• [Quoted text]
────────────────

Hacker News new | past | comments | ask | show | jobs | submit login
Faster virtual machines: Speeding up programming language execution (mort.coffee)
84 points by mort96 on Jan 17, 2023 | hide | past | favorite | 27 comments

Can I just point out the interactive virtual machine visualizer[1]? I thought it turned out really neat and it was a joy to make.

[1] https://mort.coffee/home/fast-interpreters/#interactive-vm

Are you the same mort from Libera?

I am! Hi anthk!

Since I can't JIT on iOS, I was wondering about other ways to increase performance (beyond what the article mentions, I think). One issue is that the virtual registers don't map to CPU registers, but rather locations in memory. So each VM instruction results in loads and stores. I was thinking rather to generate a large set of instructions which have the registers baked in. So for example, if I have 8 VM registers, and a 2 operand operation then I would generate 64 VM instructions for that operation. Then those registers get mapped to CPU registers. This of course has the downside of more code paths in the VM. Is that something worth exploring?

May all your code be found in the I-cache, your branch predictions be correct, and your speculative executions succeed. And may your performance be blessed with bottlenecks, and your optimization effort devoted there. :)

"[A] large set of instructions" conflicts with the first and last of that. So perhaps start with a hot instruction or two, and try just 2 baked variants? Hmm, a random weird thought: if the stack top was in a wide SIMD, one might use SIMD masks to select operands without baking or branching? Another random: perhaps instructions could have internal branching to choose registers, and the not-a-jit compiler could optimize for temporally-locally consistent "monomorphic" register choice to keep the branch predictor mostly happy? It might juggle multiple copies of hot instructions with different predictor state?

Can anyone suggest sources of vm-ish optimization advice for cutting-edge CPUs? For instance, the years-ago FORTH advice, IIRC, that putting 1 top-of-stack slot in a register is worth it, 2 is borderline, and 3 isn't... CPUs have changed a lot since then. Especially with register renaming?

────────────────

• [Recorded data]
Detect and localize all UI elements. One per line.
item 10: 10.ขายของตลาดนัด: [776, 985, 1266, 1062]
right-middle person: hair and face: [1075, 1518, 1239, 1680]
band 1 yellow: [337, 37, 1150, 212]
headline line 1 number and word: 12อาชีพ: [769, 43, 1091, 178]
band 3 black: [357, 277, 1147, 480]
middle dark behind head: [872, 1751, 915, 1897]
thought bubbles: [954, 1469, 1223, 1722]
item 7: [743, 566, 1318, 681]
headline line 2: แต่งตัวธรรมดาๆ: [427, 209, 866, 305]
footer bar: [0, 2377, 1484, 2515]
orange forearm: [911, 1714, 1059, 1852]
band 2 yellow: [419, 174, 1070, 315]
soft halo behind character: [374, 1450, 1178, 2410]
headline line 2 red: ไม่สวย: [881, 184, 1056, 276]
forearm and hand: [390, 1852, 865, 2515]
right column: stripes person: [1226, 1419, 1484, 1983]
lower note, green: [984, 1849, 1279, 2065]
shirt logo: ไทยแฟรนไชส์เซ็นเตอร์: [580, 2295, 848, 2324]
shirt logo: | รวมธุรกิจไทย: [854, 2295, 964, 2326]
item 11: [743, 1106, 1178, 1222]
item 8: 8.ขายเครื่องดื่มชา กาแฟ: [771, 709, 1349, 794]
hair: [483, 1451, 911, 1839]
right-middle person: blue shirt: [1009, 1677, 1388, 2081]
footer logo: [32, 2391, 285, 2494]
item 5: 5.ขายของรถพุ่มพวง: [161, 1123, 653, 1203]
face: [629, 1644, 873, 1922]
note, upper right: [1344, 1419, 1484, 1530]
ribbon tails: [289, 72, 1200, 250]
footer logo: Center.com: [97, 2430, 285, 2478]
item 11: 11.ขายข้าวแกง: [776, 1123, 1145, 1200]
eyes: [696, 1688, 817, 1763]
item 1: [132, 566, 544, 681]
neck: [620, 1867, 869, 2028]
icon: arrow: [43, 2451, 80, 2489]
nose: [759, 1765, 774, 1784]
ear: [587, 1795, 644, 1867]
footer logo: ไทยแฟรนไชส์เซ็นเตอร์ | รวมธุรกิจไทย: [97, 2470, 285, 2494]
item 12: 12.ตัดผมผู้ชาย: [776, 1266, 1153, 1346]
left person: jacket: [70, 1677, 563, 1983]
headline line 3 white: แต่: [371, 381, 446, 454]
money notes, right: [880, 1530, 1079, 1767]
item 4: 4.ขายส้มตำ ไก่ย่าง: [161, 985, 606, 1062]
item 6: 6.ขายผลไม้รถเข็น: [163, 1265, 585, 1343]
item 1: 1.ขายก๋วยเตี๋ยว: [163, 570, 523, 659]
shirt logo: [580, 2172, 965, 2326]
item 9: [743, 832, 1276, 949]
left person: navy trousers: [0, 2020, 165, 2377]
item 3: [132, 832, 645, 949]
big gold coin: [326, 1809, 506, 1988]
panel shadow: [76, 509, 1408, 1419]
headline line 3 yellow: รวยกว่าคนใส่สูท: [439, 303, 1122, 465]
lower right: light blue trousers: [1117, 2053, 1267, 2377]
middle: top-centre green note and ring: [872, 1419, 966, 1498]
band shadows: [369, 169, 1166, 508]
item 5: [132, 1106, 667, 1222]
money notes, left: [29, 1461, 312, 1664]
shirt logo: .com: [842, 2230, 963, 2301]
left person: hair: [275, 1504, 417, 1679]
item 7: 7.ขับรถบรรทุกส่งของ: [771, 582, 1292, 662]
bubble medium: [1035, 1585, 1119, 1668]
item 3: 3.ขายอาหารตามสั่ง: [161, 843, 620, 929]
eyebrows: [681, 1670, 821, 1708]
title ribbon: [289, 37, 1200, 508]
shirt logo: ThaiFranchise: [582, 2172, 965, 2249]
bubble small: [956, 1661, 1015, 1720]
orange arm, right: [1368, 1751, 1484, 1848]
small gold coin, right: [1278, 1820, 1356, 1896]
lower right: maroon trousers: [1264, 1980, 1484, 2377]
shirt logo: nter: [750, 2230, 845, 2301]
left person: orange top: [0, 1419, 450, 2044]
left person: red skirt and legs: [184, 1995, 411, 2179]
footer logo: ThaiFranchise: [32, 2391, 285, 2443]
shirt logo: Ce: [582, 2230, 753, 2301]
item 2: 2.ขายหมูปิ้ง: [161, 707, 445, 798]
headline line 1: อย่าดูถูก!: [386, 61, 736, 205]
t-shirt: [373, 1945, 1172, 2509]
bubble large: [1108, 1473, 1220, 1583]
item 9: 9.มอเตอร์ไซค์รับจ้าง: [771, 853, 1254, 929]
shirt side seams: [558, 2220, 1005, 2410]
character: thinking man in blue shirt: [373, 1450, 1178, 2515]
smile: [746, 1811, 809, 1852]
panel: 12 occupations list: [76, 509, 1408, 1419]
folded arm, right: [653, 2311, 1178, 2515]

────────────────

• [Instruction A] In the thread, how many VM instructions would a commenter generate for a two-operand operation with 8 VM registers?
• [Instruction B] List each wish in the thread's blessing that begins "May all your code".
• [Instruction C] Swap "neat" for "tidy" and write out the thread from "Can I just point" up to and including "mort from Libera?".
The records have no connection to the thread.

• [Exercise solution A] 64 VM instructions.

• [Exercise solution B]
- That all your code be found in the I-cache
- That your branch predictions be correct
- That your speculative executions succeed
- That your performance be blessed with bottlenecks
- That your optimization effort be devoted there

• [Exercise solution C]
Can I just point out the interactive virtual machine visualizer[1]? I thought it turned out really tidy and it was a joy to make.

[1] https://mort.coffee/home/fast-interpreters/#interactive-vm

Are you the same mort from Libera?